##### Input data
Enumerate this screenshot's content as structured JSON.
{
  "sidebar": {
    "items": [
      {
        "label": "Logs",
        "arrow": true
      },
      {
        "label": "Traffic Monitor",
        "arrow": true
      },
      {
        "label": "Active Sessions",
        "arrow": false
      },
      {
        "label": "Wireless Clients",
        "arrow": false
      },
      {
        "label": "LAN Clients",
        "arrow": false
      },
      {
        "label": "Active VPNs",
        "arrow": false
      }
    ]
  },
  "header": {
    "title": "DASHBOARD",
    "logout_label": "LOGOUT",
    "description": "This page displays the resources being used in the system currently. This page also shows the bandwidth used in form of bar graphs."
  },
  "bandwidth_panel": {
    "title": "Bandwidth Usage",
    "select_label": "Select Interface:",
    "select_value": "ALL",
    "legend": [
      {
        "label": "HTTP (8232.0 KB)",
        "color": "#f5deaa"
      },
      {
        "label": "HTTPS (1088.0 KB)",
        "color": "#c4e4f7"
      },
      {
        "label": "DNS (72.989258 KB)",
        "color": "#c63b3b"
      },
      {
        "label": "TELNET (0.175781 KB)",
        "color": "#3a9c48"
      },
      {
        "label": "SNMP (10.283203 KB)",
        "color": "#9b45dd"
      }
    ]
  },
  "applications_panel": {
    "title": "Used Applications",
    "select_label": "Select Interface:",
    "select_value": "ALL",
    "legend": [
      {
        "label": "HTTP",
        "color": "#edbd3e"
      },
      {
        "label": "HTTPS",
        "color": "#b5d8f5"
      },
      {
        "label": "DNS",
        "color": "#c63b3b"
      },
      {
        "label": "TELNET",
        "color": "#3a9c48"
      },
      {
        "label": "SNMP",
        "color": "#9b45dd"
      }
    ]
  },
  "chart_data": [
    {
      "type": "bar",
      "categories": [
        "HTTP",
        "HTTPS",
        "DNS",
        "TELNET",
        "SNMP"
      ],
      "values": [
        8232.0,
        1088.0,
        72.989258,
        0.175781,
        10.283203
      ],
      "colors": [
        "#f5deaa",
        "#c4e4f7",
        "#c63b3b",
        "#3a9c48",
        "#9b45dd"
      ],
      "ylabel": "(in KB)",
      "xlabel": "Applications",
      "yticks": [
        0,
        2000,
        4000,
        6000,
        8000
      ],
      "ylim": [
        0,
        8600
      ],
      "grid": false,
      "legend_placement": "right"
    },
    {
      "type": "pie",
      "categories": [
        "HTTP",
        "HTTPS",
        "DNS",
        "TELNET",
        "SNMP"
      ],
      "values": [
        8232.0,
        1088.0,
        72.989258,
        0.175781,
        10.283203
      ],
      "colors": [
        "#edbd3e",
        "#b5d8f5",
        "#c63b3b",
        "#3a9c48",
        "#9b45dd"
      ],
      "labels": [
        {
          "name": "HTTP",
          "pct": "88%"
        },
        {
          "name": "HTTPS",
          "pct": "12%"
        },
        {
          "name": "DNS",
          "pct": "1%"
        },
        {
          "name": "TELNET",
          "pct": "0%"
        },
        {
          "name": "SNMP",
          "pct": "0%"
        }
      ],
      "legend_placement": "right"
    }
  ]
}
##########
→ **Problem**: Return the listing above in its exact form.

→ **Exercise response**:
Enumerate this screenshot's content as structured JSON.
{
  "sidebar": {
    "items": [
      {
        "label": "Logs",
        "arrow": true
      },
      {
        "label": "Traffic Monitor",
        "arrow": true
      },
      {
        "label": "Active Sessions",
        "arrow": false
      },
      {
        "label": "Wireless Clients",
        "arrow": false
      },
      {
        "label": "LAN Clients",
        "arrow": false
      },
      {
        "label": "Active VPNs",
        "arrow": false
      }
    ]
  },
  "header": {
    "title": "DASHBOARD",
    "logout_label": "LOGOUT",
    "description": "This page displays the resources being used in the system currently. This page also shows the bandwidth used in form of bar graphs."
  },
  "bandwidth_panel": {
    "title": "Bandwidth Usage",
    "select_label": "Select Interface:",
    "select_value": "ALL",
    "legend": [
      {
        "label": "HTTP (8232.0 KB)",
        "color": "#f5deaa"
      },
      {
        "label": "HTTPS (1088.0 KB)",
        "color": "#c4e4f7"
      },
      {
        "label": "DNS (72.989258 KB)",
        "color": "#c63b3b"
      },
      {
        "label": "TELNET (0.175781 KB)",
        "color": "#3a9c48"
      },
      {
        "label": "SNMP (10.283203 KB)",
        "color": "#9b45dd"
      }
    ]
  },
  "applications_panel": {
    "title": "Used Applications",
    "select_label": "Select Interface:",
    "select_value": "ALL",
    "legend": [
      {
        "label": "HTTP",
        "color": "#edbd3e"
      },
      {
        "label": "HTTPS",
        "color": "#b5d8f5"
      },
      {
        "label": "DNS",
        "color": "#c63b3b"
      },
      {
        "label": "TELNET",
        "color": "#3a9c48"
      },
      {
        "label": "SNMP",
        "color": "#9b45dd"
      }
    ]
  },
  "chart_data": [
    {
      "type": "bar",
      "categories": [
        "HTTP",
        "HTTPS",
        "DNS",
        "TELNET",
        "SNMP"
      ],
      "values": [
        8232.0,
        1088.0,
        72.989258,
        0.175781,
        10.283203
      ],
      "colors": [
        "#f5deaa",
        "#c4e4f7",
        "#c63b3b",
        "#3a9c48",
        "#9b45dd"
      ],
      "ylabel": "(in KB)",
      "xlabel": "Applications",
      "yticks": [
        0,
        2000,
        4000,
        6000,
        8000
      ],
      "ylim": [
        0,
        8600
      ],
      "grid": false,
      "legend_placement": "right"
    },
    {
      "type": "pie",
      "categories": [
        "HTTP",
        "HTTPS",
        "DNS",
        "TELNET",
        "SNMP"
      ],
      "values": [
        8232.0,
        1088.0,
        72.989258,
        0.175781,
        10.283203
      ],
      "colors": [
        "#edbd3e",
        "#b5d8f5",
        "#c63b3b",
        "#3a9c48",
        "#9b45dd"
      ],
      "labels": [
        {
          "name": "HTTP",
          "pct": "88%"
        },
        {
          "name": "HTTPS",
          "pct": "12%"
        },
        {
          "name": "DNS",
          "pct": "1%"
        },
        {
          "name": "TELNET",
          "pct": "0%"
        },
        {
          "name": "SNMP",
          "pct": "0%"
        }
      ],
      "legend_placement": "right"
    }
  ]
}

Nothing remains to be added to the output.